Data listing
— begin —

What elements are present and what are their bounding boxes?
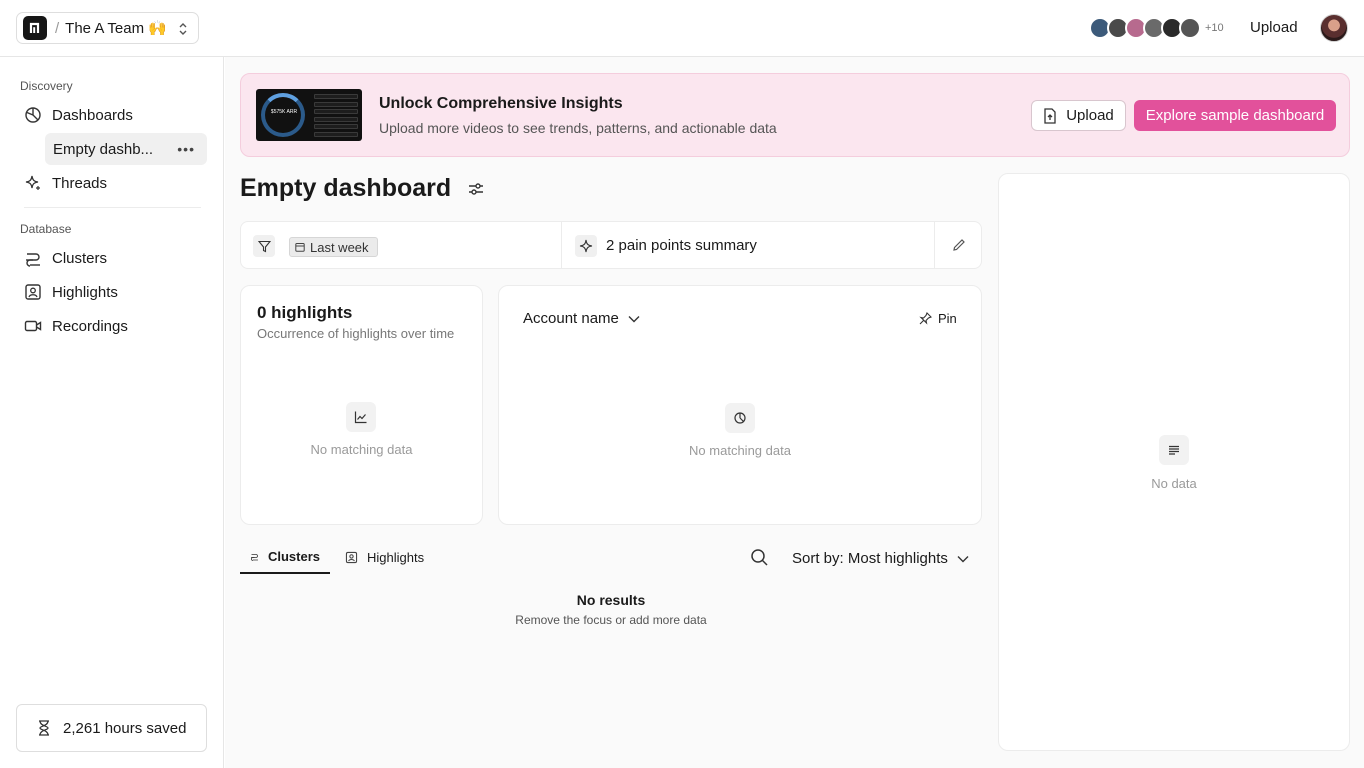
file-upload-icon [1044,107,1056,124]
sidebar-item-label: Empty dashb... [53,140,154,158]
sidebar: Discovery Dashboards Empty dashb... ••• … [0,57,224,768]
pin-icon [919,312,932,325]
filter-icon[interactable] [253,235,275,257]
settings-sliders-icon[interactable] [467,180,485,198]
team-switcher[interactable]: / The A Team 🙌 [16,12,199,44]
sample-dashboard-thumbnail: $575K ARR [256,89,362,141]
highlights-subtitle: Occurrence of highlights over time [257,326,455,341]
account-card: Account name Pin No matching data [498,285,982,525]
hourglass-icon [39,720,49,736]
highlights-card: 0 highlights Occurrence of highlights ov… [240,285,483,525]
filter-divider [934,222,935,268]
chevron-down-icon [628,315,640,322]
text-lines-icon [1159,435,1189,465]
explore-sample-dashboard-button[interactable]: Explore sample dashboard [1134,100,1336,131]
more-options-icon[interactable]: ••• [177,141,195,157]
pencil-icon[interactable] [951,237,967,253]
account-name-dropdown[interactable]: Account name [523,310,641,327]
thumbnail-list [314,94,358,139]
tab-label: Highlights [367,550,425,565]
highlights-count: 0 highlights [257,303,353,322]
team-name: The A Team 🙌 [65,20,167,37]
sort-label: Sort by: Most highlights [792,550,948,567]
chevron-up-down-icon [179,23,187,35]
banner-title: Unlock Comprehensive Insights [379,95,623,112]
clusters-icon [250,554,258,561]
hours-saved-label: 2,261 hours saved [63,719,187,737]
upsell-banner: $575K ARR Unlock Comprehensive Insights … [240,73,1350,157]
page-title: Empty dashboard [240,174,452,202]
date-range-label: Last week [310,239,369,255]
video-camera-icon [24,320,42,332]
sort-dropdown[interactable]: Sort by: Most highlights [792,550,970,567]
search-icon[interactable] [750,548,769,567]
tab-highlights[interactable]: Highlights [335,541,434,574]
pin-button[interactable]: Pin [919,311,957,326]
hours-saved-badge[interactable]: 2,261 hours saved [16,704,207,752]
no-results-subtitle: Remove the focus or add more data [515,613,707,627]
sparkle-icon [25,175,40,190]
breadcrumb-separator: / [55,19,60,37]
sidebar-item-dashboards[interactable]: Dashboards [24,100,133,130]
sidebar-item-label: Dashboards [52,106,133,124]
chevron-down-icon [957,555,969,562]
tab-clusters[interactable]: Clusters [240,541,330,574]
members-more-count: +10 [1205,22,1224,34]
sidebar-item-highlights[interactable]: Highlights [24,277,118,307]
section-label-discovery: Discovery [20,79,73,93]
sidebar-item-label: Threads [52,174,108,192]
clusters-icon [26,253,40,267]
dashboard-icon [25,107,41,123]
sidebar-divider [24,207,201,208]
sidebar-item-label: Recordings [52,317,128,335]
pain-points-summary[interactable]: 2 pain points summary [606,237,757,254]
upload-link[interactable]: Upload [1250,19,1298,36]
line-chart-icon [346,402,376,432]
member-avatars[interactable]: +10 [1089,17,1224,39]
highlight-portrait-icon [25,284,41,300]
filter-divider [561,222,562,268]
sidebar-item-clusters[interactable]: Clusters [24,243,107,273]
main-content: $575K ARR Unlock Comprehensive Insights … [225,57,1364,768]
sidebar-item-empty-dashboard[interactable]: Empty dashb... ••• [45,133,207,165]
sidebar-item-label: Clusters [52,249,108,267]
filter-bar: Last week 2 pain points summary [240,221,982,269]
date-range-chip[interactable]: Last week [289,237,378,257]
banner-subtitle: Upload more videos to see trends, patter… [379,120,777,136]
summary-panel: No data [998,173,1350,751]
empty-state-text: No matching data [689,443,791,458]
calendar-icon [295,243,305,252]
empty-state-text: No matching data [310,442,413,457]
pin-label: Pin [938,311,957,326]
sidebar-item-recordings[interactable]: Recordings [24,311,128,341]
section-label-database: Database [20,222,72,236]
empty-state-text: No data [1151,476,1197,491]
user-avatar[interactable] [1320,14,1348,42]
tab-label: Clusters [267,549,320,564]
arr-ring-chart: $575K ARR [261,93,305,137]
no-results: No results Remove the focus or add more … [240,592,982,627]
pie-chart-icon [725,403,755,433]
ai-sparkle-icon [575,235,597,257]
app-logo-icon [23,16,47,40]
account-dropdown-label: Account name [523,310,619,327]
upload-button-label: Upload [1066,107,1114,124]
highlight-portrait-icon [345,551,358,564]
upload-button[interactable]: Upload [1031,100,1126,131]
sidebar-item-threads[interactable]: Threads [24,168,107,198]
thumbnail-arr-value: $575K ARR [270,109,298,115]
sidebar-item-label: Highlights [52,283,118,301]
top-bar: / The A Team 🙌 +10 Upload [0,0,1364,57]
no-results-title: No results [576,592,646,608]
avatar [1179,17,1201,39]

— end —

▶ Your objective:
Copy the rows starting at the line that contains "file-upload-icon [1044,107,1056,124]" and ending at the line that contains "text-lines-icon [1159,435,1189,465]", both included, without changing anything.

▶ Correct response:
file-upload-icon [1044,107,1056,124]
sidebar-item-label: Empty dashb... [53,140,154,158]
sidebar: Discovery Dashboards Empty dashb... ••• … [0,57,224,768]
pin-icon [919,312,932,325]
filter-icon[interactable] [253,235,275,257]
settings-sliders-icon[interactable] [467,180,485,198]
team-switcher[interactable]: / The A Team 🙌 [16,12,199,44]
sample-dashboard-thumbnail: $575K ARR [256,89,362,141]
highlights-subtitle: Occurrence of highlights over time [257,326,455,341]
account-card: Account name Pin No matching data [498,285,982,525]
hourglass-icon [39,720,49,736]
highlights-card: 0 highlights Occurrence of highlights ov… [240,285,483,525]
filter-divider [934,222,935,268]
chevron-down-icon [628,315,640,322]
text-lines-icon [1159,435,1189,465]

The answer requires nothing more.